REQUEST: Extract the records below word for word and ignore the images.

(Collected data entries)

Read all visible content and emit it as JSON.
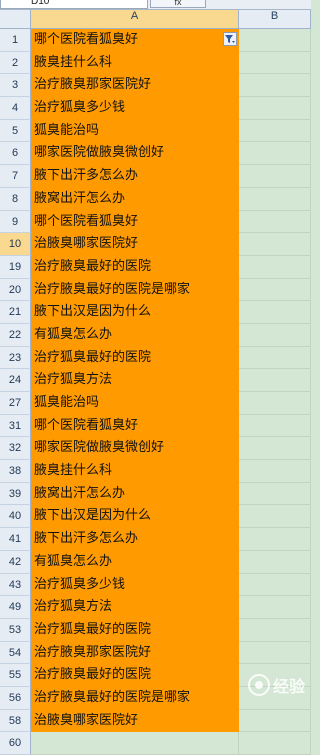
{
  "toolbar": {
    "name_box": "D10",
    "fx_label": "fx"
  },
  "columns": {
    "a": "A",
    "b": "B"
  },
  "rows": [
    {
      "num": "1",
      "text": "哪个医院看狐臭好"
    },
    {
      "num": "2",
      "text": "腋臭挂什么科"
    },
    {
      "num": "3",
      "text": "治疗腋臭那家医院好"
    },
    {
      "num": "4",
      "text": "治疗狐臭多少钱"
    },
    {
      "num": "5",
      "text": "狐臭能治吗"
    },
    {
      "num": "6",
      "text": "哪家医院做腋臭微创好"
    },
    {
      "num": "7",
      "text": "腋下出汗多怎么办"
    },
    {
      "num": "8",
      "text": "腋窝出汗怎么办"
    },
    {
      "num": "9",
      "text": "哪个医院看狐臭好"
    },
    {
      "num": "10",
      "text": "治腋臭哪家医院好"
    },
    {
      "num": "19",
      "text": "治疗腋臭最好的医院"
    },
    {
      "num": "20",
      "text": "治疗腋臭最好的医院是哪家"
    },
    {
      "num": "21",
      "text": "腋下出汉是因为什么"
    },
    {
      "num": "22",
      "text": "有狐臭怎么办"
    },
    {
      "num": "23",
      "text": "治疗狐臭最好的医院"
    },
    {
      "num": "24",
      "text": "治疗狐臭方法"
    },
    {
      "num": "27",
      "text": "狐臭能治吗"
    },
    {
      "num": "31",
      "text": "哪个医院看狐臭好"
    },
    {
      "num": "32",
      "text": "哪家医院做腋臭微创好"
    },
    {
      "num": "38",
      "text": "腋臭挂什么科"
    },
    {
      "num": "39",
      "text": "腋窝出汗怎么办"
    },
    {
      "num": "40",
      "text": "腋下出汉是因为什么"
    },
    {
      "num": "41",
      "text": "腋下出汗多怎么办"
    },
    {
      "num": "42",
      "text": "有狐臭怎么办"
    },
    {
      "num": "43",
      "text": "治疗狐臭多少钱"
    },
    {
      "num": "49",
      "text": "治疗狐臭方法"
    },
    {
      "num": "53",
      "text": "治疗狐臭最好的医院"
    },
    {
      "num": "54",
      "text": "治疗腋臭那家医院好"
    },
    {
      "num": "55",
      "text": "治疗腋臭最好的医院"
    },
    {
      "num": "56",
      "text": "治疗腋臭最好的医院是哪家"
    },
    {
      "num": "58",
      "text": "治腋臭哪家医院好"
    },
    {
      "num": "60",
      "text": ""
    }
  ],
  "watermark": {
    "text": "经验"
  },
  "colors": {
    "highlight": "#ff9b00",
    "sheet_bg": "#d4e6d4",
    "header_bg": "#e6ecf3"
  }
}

WRITTEN SOLUTION:
Read all visible content and emit it as JSON.
{
  "toolbar": {
    "name_box": "D10",
    "fx_label": "fx"
  },
  "columns": {
    "a": "A",
    "b": "B"
  },
  "rows": [
    {
      "num": "1",
      "text": "哪个医院看狐臭好"
    },
    {
      "num": "2",
      "text": "腋臭挂什么科"
    },
    {
      "num": "3",
      "text": "治疗腋臭那家医院好"
    },
    {
      "num": "4",
      "text": "治疗狐臭多少钱"
    },
    {
      "num": "5",
      "text": "狐臭能治吗"
    },
    {
      "num": "6",
      "text": "哪家医院做腋臭微创好"
    },
    {
      "num": "7",
      "text": "腋下出汗多怎么办"
    },
    {
      "num": "8",
      "text": "腋窝出汗怎么办"
    },
    {
      "num": "9",
      "text": "哪个医院看狐臭好"
    },
    {
      "num": "10",
      "text": "治腋臭哪家医院好"
    },
    {
      "num": "19",
      "text": "治疗腋臭最好的医院"
    },
    {
      "num": "20",
      "text": "治疗腋臭最好的医院是哪家"
    },
    {
      "num": "21",
      "text": "腋下出汉是因为什么"
    },
    {
      "num": "22",
      "text": "有狐臭怎么办"
    },
    {
      "num": "23",
      "text": "治疗狐臭最好的医院"
    },
    {
      "num": "24",
      "text": "治疗狐臭方法"
    },
    {
      "num": "27",
      "text": "狐臭能治吗"
    },
    {
      "num": "31",
      "text": "哪个医院看狐臭好"
    },
    {
      "num": "32",
      "text": "哪家医院做腋臭微创好"
    },
    {
      "num": "38",
      "text": "腋臭挂什么科"
    },
    {
      "num": "39",
      "text": "腋窝出汗怎么办"
    },
    {
      "num": "40",
      "text": "腋下出汉是因为什么"
    },
    {
      "num": "41",
      "text": "腋下出汗多怎么办"
    },
    {
      "num": "42",
      "text": "有狐臭怎么办"
    },
    {
      "num": "43",
      "text": "治疗狐臭多少钱"
    },
    {
      "num": "49",
      "text": "治疗狐臭方法"
    },
    {
      "num": "53",
      "text": "治疗狐臭最好的医院"
    },
    {
      "num": "54",
      "text": "治疗腋臭那家医院好"
    },
    {
      "num": "55",
      "text": "治疗腋臭最好的医院"
    },
    {
      "num": "56",
      "text": "治疗腋臭最好的医院是哪家"
    },
    {
      "num": "58",
      "text": "治腋臭哪家医院好"
    },
    {
      "num": "60",
      "text": ""
    }
  ],
  "watermark": {
    "text": "经验"
  },
  "colors": {
    "highlight": "#ff9b00",
    "sheet_bg": "#d4e6d4",
    "header_bg": "#e6ecf3"
  }
}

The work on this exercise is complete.